[PETUNJUK LATIHAN]
Berikan baris-baris materi dari awal materi hingga baris yang memuat "column-header[interactable]: B —", termasuk baris itu, sebagai daftar JSON berisi string, satu string untuk tiap baris, tanpa baris kosong.

====== DATA MASUKAN ======

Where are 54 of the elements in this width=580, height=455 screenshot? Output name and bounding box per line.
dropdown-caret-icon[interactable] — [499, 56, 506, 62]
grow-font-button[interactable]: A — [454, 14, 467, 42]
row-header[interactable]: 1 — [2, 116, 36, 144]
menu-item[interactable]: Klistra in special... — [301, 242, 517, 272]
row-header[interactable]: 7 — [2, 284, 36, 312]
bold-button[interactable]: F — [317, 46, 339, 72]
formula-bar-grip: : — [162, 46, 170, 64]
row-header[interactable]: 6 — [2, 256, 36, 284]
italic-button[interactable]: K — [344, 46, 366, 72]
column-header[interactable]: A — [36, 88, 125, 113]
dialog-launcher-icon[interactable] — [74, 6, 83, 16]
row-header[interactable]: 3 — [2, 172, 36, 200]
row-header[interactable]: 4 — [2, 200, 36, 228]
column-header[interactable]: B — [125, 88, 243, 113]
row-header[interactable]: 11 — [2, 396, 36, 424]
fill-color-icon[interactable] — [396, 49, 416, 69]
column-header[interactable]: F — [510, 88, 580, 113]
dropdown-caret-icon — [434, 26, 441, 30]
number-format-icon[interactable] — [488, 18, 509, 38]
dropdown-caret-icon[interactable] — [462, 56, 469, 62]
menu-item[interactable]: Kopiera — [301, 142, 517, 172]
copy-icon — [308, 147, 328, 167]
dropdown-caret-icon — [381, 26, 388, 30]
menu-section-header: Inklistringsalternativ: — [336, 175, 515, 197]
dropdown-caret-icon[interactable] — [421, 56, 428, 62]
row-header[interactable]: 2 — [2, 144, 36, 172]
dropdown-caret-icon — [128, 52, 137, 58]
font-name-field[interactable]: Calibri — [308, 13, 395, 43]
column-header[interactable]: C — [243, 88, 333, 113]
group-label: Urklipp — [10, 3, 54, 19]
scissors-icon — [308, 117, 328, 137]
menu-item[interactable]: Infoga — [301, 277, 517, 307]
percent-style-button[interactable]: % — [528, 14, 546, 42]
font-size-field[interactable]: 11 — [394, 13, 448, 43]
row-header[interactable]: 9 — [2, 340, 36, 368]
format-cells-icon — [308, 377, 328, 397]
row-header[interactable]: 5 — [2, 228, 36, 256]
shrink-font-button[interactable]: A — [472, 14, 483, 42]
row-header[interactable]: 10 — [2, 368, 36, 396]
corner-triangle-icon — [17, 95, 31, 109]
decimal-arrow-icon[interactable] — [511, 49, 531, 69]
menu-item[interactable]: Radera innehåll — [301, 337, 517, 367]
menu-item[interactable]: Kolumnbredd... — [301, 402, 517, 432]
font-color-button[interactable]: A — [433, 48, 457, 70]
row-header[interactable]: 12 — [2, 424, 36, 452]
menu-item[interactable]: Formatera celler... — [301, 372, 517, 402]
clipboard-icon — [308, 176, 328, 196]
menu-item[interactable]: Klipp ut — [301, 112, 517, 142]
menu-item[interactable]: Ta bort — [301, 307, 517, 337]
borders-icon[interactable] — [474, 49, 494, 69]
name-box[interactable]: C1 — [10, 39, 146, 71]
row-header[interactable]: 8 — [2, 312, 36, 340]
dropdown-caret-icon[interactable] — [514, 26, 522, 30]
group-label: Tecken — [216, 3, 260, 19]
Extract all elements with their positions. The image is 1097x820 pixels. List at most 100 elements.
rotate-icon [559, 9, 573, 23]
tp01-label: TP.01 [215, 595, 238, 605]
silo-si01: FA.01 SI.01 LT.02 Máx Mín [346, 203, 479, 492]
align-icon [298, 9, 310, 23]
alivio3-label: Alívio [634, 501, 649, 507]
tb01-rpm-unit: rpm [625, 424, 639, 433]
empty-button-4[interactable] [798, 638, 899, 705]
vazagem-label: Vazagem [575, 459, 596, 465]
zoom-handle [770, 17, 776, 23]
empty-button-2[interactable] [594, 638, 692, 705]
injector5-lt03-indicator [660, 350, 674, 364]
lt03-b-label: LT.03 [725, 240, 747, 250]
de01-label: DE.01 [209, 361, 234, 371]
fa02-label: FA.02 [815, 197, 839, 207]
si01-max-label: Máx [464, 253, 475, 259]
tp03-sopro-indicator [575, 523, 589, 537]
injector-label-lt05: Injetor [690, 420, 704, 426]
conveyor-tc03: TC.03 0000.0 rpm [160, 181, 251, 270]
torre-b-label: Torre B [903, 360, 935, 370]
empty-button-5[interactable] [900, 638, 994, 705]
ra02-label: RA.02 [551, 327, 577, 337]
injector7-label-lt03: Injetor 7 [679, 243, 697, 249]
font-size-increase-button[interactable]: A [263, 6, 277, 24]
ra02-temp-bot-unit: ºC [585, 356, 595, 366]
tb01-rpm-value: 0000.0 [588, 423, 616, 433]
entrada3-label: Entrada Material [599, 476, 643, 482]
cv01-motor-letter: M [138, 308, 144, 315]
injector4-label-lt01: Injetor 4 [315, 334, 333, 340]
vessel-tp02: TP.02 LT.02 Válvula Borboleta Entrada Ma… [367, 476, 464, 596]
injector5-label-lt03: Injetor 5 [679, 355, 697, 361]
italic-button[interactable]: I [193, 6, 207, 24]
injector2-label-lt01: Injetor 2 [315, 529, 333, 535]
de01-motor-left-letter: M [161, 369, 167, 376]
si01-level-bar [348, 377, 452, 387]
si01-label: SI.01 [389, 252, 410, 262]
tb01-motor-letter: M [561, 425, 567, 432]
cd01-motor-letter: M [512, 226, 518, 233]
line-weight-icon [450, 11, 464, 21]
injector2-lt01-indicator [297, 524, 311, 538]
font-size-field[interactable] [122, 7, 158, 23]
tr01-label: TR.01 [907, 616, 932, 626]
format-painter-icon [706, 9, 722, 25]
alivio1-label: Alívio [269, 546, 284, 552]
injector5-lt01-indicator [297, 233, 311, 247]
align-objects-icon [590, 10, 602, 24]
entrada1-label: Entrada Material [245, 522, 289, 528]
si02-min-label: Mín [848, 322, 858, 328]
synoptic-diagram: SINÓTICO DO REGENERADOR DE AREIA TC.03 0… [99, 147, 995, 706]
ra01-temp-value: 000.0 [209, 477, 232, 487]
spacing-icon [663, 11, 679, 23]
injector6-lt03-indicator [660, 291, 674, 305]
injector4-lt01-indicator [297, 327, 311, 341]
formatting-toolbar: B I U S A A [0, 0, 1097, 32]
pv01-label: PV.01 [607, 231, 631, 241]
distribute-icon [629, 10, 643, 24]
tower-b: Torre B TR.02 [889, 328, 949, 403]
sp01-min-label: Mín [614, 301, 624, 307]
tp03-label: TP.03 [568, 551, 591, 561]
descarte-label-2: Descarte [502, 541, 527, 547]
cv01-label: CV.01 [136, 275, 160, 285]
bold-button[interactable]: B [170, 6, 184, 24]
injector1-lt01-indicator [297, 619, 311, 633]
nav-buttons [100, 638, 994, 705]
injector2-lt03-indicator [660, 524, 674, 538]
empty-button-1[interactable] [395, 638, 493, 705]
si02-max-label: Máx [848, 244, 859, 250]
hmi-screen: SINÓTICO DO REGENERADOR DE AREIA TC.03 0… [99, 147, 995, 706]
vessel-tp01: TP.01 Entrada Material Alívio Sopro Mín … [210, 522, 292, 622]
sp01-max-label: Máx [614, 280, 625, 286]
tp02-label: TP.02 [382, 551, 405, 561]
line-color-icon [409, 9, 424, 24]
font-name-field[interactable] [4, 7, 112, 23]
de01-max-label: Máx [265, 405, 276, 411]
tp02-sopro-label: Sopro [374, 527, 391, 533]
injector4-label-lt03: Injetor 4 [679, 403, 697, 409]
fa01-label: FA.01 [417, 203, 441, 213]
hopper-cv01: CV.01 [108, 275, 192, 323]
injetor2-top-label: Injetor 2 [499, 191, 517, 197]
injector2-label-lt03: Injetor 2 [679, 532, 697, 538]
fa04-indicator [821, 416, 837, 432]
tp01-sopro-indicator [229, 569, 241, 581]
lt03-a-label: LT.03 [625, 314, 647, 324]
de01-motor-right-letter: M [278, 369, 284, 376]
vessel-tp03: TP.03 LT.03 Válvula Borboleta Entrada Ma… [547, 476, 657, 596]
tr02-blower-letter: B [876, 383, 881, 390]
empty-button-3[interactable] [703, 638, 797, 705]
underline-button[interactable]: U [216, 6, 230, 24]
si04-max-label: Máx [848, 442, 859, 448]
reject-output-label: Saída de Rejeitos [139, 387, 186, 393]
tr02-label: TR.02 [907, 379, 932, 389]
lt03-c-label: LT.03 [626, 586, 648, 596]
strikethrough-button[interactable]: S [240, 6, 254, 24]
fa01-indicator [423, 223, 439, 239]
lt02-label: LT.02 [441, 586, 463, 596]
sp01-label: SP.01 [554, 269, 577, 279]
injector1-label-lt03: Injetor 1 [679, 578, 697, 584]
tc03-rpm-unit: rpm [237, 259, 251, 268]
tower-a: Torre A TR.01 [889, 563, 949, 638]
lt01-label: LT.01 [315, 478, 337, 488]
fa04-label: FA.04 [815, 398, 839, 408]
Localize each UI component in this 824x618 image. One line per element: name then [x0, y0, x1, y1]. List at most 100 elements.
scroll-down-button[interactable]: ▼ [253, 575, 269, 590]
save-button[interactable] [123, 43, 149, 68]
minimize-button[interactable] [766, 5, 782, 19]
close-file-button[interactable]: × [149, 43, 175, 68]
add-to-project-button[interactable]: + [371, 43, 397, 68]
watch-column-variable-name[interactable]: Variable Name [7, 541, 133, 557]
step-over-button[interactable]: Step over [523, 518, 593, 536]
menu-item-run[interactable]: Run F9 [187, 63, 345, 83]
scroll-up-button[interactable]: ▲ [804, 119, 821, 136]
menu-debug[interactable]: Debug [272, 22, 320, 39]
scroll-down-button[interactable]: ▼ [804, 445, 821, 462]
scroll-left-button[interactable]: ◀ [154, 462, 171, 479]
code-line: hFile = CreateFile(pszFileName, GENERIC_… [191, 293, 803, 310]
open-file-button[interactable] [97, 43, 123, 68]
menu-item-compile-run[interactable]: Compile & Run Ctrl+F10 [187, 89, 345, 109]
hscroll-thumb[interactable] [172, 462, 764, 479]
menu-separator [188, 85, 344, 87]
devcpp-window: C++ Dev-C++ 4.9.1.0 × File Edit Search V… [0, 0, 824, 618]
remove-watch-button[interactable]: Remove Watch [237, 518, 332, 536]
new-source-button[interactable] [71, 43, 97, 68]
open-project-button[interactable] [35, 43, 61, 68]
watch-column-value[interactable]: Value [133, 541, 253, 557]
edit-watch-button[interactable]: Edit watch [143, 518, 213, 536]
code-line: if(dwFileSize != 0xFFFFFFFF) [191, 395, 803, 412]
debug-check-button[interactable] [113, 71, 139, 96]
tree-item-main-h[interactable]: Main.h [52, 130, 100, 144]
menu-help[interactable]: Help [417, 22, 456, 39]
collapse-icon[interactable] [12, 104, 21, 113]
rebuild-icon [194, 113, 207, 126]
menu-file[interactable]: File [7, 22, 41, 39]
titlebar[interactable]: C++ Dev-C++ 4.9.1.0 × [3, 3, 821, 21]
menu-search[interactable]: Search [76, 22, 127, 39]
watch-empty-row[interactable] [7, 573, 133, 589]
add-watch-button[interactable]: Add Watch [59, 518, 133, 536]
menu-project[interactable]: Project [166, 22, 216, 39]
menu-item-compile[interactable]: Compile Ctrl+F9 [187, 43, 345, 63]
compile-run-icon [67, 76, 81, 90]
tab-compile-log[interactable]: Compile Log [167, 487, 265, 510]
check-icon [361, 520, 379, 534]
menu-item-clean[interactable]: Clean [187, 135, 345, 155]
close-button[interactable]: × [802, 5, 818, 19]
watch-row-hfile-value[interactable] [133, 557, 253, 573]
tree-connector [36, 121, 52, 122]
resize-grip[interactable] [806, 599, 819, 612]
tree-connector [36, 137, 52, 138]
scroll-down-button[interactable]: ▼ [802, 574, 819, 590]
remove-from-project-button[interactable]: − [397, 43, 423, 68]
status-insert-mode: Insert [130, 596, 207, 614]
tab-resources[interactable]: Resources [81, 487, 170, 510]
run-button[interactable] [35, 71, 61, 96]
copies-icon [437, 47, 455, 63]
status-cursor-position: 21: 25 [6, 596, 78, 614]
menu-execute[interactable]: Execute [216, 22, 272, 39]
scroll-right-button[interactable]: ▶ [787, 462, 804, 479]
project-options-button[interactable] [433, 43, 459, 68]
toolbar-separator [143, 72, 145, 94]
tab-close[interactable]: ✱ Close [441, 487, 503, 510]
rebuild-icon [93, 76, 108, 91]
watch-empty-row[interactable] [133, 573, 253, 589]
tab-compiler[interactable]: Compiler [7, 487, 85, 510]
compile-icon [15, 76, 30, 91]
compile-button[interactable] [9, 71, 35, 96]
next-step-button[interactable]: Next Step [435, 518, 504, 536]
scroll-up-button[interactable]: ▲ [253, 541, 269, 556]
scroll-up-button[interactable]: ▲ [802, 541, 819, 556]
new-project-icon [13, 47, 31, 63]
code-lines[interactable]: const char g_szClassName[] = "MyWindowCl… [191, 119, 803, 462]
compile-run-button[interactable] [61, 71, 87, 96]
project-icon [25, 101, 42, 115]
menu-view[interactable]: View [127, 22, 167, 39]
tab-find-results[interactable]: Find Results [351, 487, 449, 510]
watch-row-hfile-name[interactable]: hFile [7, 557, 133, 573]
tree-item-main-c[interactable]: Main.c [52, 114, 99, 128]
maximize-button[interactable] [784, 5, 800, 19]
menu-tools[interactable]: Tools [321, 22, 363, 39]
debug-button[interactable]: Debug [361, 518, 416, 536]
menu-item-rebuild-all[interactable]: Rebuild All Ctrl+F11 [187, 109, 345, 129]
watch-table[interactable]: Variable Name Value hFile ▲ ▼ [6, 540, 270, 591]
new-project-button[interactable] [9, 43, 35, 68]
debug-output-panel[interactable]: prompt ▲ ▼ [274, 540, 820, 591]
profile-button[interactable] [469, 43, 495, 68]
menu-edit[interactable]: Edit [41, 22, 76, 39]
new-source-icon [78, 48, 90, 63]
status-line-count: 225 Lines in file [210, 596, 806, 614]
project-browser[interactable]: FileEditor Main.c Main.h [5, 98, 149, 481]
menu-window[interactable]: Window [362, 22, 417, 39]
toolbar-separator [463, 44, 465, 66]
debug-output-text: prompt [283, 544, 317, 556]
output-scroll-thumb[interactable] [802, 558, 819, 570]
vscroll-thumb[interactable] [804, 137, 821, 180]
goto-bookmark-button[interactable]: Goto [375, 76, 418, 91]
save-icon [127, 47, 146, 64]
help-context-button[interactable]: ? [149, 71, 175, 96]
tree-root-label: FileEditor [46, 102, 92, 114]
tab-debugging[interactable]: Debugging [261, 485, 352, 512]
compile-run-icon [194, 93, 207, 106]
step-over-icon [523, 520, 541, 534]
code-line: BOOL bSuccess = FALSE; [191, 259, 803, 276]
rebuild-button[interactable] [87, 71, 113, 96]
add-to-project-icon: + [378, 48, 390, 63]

======

[HASIL TUGAS]
[
  "Where are 54 of the elements in this width=580, height=455 screenshot? Output name and bounding box per line.",
  "dropdown-caret-icon[interactable] — [499, 56, 506, 62]",
  "grow-font-button[interactable]: A — [454, 14, 467, 42]",
  "row-header[interactable]: 1 — [2, 116, 36, 144]",
  "menu-item[interactable]: Klistra in special... — [301, 242, 517, 272]",
  "row-header[interactable]: 7 — [2, 284, 36, 312]",
  "bold-button[interactable]: F — [317, 46, 339, 72]",
  "formula-bar-grip: : — [162, 46, 170, 64]",
  "row-header[interactable]: 6 — [2, 256, 36, 284]",
  "italic-button[interactable]: K — [344, 46, 366, 72]",
  "column-header[interactable]: A — [36, 88, 125, 113]",
  "dialog-launcher-icon[interactable] — [74, 6, 83, 16]",
  "row-header[interactable]: 3 — [2, 172, 36, 200]",
  "row-header[interactable]: 4 — [2, 200, 36, 228]",
  "column-header[interactable]: B — [125, 88, 243, 113]"
]